[OBJECTIVE]:
Exactly reproduce each line of the listing that follows.

----

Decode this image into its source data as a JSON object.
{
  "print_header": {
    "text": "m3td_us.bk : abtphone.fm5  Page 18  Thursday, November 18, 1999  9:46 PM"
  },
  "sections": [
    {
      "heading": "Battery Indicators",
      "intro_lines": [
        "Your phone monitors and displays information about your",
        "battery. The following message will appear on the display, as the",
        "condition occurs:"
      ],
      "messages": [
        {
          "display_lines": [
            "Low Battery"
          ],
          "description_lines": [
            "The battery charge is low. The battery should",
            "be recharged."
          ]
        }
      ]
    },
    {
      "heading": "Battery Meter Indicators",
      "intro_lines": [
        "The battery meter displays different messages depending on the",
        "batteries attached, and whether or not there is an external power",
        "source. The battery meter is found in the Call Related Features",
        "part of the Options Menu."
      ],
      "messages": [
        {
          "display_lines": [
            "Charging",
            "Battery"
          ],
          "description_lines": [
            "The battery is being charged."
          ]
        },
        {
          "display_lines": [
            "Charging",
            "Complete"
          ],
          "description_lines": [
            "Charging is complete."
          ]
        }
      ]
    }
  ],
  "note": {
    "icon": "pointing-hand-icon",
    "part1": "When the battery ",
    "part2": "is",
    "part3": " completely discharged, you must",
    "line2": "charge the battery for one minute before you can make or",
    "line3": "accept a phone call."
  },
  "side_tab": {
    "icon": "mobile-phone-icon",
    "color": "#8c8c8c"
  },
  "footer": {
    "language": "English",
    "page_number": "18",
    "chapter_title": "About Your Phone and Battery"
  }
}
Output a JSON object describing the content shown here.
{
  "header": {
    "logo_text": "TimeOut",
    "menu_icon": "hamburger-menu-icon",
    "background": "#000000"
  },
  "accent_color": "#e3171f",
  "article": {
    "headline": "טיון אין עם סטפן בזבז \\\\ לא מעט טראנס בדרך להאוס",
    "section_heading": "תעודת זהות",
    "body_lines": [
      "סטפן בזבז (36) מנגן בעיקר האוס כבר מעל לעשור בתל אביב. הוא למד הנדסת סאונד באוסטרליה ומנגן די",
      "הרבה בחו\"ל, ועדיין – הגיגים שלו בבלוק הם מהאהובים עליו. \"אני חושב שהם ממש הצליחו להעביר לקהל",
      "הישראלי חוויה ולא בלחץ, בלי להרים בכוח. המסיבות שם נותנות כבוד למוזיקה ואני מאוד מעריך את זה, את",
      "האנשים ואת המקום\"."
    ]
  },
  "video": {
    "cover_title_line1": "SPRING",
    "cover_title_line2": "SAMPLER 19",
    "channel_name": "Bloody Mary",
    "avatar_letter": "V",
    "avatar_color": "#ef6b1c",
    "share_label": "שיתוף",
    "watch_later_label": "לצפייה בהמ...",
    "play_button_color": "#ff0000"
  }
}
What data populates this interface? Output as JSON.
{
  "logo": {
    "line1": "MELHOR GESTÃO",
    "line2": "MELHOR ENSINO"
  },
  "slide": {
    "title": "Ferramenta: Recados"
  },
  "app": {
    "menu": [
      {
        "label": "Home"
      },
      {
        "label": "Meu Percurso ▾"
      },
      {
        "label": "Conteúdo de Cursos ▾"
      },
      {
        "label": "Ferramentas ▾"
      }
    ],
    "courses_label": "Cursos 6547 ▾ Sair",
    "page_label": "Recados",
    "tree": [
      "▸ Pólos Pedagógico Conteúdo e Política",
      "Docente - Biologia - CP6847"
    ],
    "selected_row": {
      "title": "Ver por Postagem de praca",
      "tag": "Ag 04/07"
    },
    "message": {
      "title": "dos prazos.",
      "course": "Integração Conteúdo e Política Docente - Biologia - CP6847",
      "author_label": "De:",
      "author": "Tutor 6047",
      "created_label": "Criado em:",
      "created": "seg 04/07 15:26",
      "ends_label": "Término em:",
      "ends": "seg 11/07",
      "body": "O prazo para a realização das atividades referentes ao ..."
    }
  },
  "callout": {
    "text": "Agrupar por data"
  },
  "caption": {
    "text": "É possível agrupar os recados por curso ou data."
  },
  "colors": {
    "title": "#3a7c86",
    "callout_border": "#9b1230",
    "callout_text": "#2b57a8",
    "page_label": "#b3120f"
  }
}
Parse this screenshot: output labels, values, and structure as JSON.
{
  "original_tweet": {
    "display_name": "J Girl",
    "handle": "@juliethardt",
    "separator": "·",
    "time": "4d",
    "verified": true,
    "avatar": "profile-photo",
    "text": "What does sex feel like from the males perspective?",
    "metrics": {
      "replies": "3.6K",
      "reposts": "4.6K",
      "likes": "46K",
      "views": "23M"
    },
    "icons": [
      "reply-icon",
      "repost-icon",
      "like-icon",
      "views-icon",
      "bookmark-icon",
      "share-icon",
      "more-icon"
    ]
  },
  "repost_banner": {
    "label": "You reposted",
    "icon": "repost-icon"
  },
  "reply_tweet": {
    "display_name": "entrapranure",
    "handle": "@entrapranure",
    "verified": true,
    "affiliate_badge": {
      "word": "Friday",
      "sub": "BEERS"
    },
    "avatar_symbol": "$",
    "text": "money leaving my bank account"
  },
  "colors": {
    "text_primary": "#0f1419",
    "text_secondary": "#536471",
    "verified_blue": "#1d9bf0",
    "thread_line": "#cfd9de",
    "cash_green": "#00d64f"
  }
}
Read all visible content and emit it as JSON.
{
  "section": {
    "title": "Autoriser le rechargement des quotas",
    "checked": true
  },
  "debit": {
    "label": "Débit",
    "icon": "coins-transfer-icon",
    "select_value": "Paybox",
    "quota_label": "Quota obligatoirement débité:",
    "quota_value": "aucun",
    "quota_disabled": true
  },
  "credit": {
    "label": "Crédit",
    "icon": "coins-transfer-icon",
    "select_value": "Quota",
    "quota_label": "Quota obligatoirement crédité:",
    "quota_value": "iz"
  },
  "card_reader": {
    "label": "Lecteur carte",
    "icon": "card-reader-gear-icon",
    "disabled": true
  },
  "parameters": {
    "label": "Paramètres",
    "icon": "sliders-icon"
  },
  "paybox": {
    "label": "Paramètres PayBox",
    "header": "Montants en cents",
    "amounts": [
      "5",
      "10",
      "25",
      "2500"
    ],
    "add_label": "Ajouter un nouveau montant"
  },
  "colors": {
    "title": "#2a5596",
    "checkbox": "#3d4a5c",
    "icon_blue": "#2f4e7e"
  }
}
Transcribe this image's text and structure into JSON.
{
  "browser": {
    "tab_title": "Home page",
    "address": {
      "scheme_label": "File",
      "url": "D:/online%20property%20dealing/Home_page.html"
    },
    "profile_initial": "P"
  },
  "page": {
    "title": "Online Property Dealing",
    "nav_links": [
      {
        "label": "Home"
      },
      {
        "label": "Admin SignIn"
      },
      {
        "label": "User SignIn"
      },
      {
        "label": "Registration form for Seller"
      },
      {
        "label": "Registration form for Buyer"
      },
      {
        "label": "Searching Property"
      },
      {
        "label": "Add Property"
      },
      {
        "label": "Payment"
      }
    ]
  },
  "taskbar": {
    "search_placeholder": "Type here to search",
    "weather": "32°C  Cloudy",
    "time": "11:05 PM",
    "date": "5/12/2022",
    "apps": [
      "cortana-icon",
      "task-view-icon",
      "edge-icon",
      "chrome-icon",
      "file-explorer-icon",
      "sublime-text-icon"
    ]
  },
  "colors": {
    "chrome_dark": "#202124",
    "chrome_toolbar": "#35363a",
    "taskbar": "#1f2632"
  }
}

----

[RESULT OF THE TASK]:
Decode this image into its source data as a JSON object.
{
  "print_header": {
    "text": "m3td_us.bk : abtphone.fm5  Page 18  Thursday, November 18, 1999  9:46 PM"
  },
  "sections": [
    {
      "heading": "Battery Indicators",
      "intro_lines": [
        "Your phone monitors and displays information about your",
        "battery. The following message will appear on the display, as the",
        "condition occurs:"
      ],
      "messages": [
        {
          "display_lines": [
            "Low Battery"
          ],
          "description_lines": [
            "The battery charge is low. The battery should",
            "be recharged."
          ]
        }
      ]
    },
    {
      "heading": "Battery Meter Indicators",
      "intro_lines": [
        "The battery meter displays different messages depending on the",
        "batteries attached, and whether or not there is an external power",
        "source. The battery meter is found in the Call Related Features",
        "part of the Options Menu."
      ],
      "messages": [
        {
          "display_lines": [
            "Charging",
            "Battery"
          ],
          "description_lines": [
            "The battery is being charged."
          ]
        },
        {
          "display_lines": [
            "Charging",
            "Complete"
          ],
          "description_lines": [
            "Charging is complete."
          ]
        }
      ]
    }
  ],
  "note": {
    "icon": "pointing-hand-icon",
    "part1": "When the battery ",
    "part2": "is",
    "part3": " completely discharged, you must",
    "line2": "charge the battery for one minute before you can make or",
    "line3": "accept a phone call."
  },
  "side_tab": {
    "icon": "mobile-phone-icon",
    "color": "#8c8c8c"
  },
  "footer": {
    "language": "English",
    "page_number": "18",
    "chapter_title": "About Your Phone and Battery"
  }
}
Output a JSON object describing the content shown here.
{
  "header": {
    "logo_text": "TimeOut",
    "menu_icon": "hamburger-menu-icon",
    "background": "#000000"
  },
  "accent_color": "#e3171f",
  "article": {
    "headline": "טיון אין עם סטפן בזבז \\\\ לא מעט טראנס בדרך להאוס",
    "section_heading": "תעודת זהות",
    "body_lines": [
      "סטפן בזבז (36) מנגן בעיקר האוס כבר מעל לעשור בתל אביב. הוא למד הנדסת סאונד באוסטרליה ומנגן די",
      "הרבה בחו\"ל, ועדיין – הגיגים שלו בבלוק הם מהאהובים עליו. \"אני חושב שהם ממש הצליחו להעביר לקהל",
      "הישראלי חוויה ולא בלחץ, בלי להרים בכוח. המסיבות שם נותנות כבוד למוזיקה ואני מאוד מעריך את זה, את",
      "האנשים ואת המקום\"."
    ]
  },
  "video": {
    "cover_title_line1": "SPRING",
    "cover_title_line2": "SAMPLER 19",
    "channel_name": "Bloody Mary",
    "avatar_letter": "V",
    "avatar_color": "#ef6b1c",
    "share_label": "שיתוף",
    "watch_later_label": "לצפייה בהמ...",
    "play_button_color": "#ff0000"
  }
}
What data populates this interface? Output as JSON.
{
  "logo": {
    "line1": "MELHOR GESTÃO",
    "line2": "MELHOR ENSINO"
  },
  "slide": {
    "title": "Ferramenta: Recados"
  },
  "app": {
    "menu": [
      {
        "label": "Home"
      },
      {
        "label": "Meu Percurso ▾"
      },
      {
        "label": "Conteúdo de Cursos ▾"
      },
      {
        "label": "Ferramentas ▾"
      }
    ],
    "courses_label": "Cursos 6547 ▾ Sair",
    "page_label": "Recados",
    "tree": [
      "▸ Pólos Pedagógico Conteúdo e Política",
      "Docente - Biologia - CP6847"
    ],
    "selected_row": {
      "title": "Ver por Postagem de praca",
      "tag": "Ag 04/07"
    },
    "message": {
      "title": "dos prazos.",
      "course": "Integração Conteúdo e Política Docente - Biologia - CP6847",
      "author_label": "De:",
      "author": "Tutor 6047",
      "created_label": "Criado em:",
      "created": "seg 04/07 15:26",
      "ends_label": "Término em:",
      "ends": "seg 11/07",
      "body": "O prazo para a realização das atividades referentes ao ..."
    }
  },
  "callout": {
    "text": "Agrupar por data"
  },
  "caption": {
    "text": "É possível agrupar os recados por curso ou data."
  },
  "colors": {
    "title": "#3a7c86",
    "callout_border": "#9b1230",
    "callout_text": "#2b57a8",
    "page_label": "#b3120f"
  }
}
Parse this screenshot: output labels, values, and structure as JSON.
{
  "original_tweet": {
    "display_name": "J Girl",
    "handle": "@juliethardt",
    "separator": "·",
    "time": "4d",
    "verified": true,
    "avatar": "profile-photo",
    "text": "What does sex feel like from the males perspective?",
    "metrics": {
      "replies": "3.6K",
      "reposts": "4.6K",
      "likes": "46K",
      "views": "23M"
    },
    "icons": [
      "reply-icon",
      "repost-icon",
      "like-icon",
      "views-icon",
      "bookmark-icon",
      "share-icon",
      "more-icon"
    ]
  },
  "repost_banner": {
    "label": "You reposted",
    "icon": "repost-icon"
  },
  "reply_tweet": {
    "display_name": "entrapranure",
    "handle": "@entrapranure",
    "verified": true,
    "affiliate_badge": {
      "word": "Friday",
      "sub": "BEERS"
    },
    "avatar_symbol": "$",
    "text": "money leaving my bank account"
  },
  "colors": {
    "text_primary": "#0f1419",
    "text_secondary": "#536471",
    "verified_blue": "#1d9bf0",
    "thread_line": "#cfd9de",
    "cash_green": "#00d64f"
  }
}
Read all visible content and emit it as JSON.
{
  "section": {
    "title": "Autoriser le rechargement des quotas",
    "checked": true
  },
  "debit": {
    "label": "Débit",
    "icon": "coins-transfer-icon",
    "select_value": "Paybox",
    "quota_label": "Quota obligatoirement débité:",
    "quota_value": "aucun",
    "quota_disabled": true
  },
  "credit": {
    "label": "Crédit",
    "icon": "coins-transfer-icon",
    "select_value": "Quota",
    "quota_label": "Quota obligatoirement crédité:",
    "quota_value": "iz"
  },
  "card_reader": {
    "label": "Lecteur carte",
    "icon": "card-reader-gear-icon",
    "disabled": true
  },
  "parameters": {
    "label": "Paramètres",
    "icon": "sliders-icon"
  },
  "paybox": {
    "label": "Paramètres PayBox",
    "header": "Montants en cents",
    "amounts": [
      "5",
      "10",
      "25",
      "2500"
    ],
    "add_label": "Ajouter un nouveau montant"
  },
  "colors": {
    "title": "#2a5596",
    "checkbox": "#3d4a5c",
    "icon_blue": "#2f4e7e"
  }
}
Transcribe this image's text and structure into JSON.
{
  "browser": {
    "tab_title": "Home page",
    "address": {
      "scheme_label": "File",
      "url": "D:/online%20property%20dealing/Home_page.html"
    },
    "profile_initial": "P"
  },
  "page": {
    "title": "Online Property Dealing",
    "nav_links": [
      {
        "label": "Home"
      },
      {
        "label": "Admin SignIn"
      },
      {
        "label": "User SignIn"
      },
      {
        "label": "Registration form for Seller"
      },
      {
        "label": "Registration form for Buyer"
      },
      {
        "label": "Searching Property"
      },
      {
        "label": "Add Property"
      },
      {
        "label": "Payment"
      }
    ]
  },
  "taskbar": {
    "search_placeholder": "Type here to search",
    "weather": "32°C  Cloudy",
    "time": "11:05 PM",
    "date": "5/12/2022",
    "apps": [
      "cortana-icon",
      "task-view-icon",
      "edge-icon",
      "chrome-icon",
      "file-explorer-icon",
      "sublime-text-icon"
    ]
  },
  "colors": {
    "chrome_dark": "#202124",
    "chrome_toolbar": "#35363a",
    "taskbar": "#1f2632"
  }
}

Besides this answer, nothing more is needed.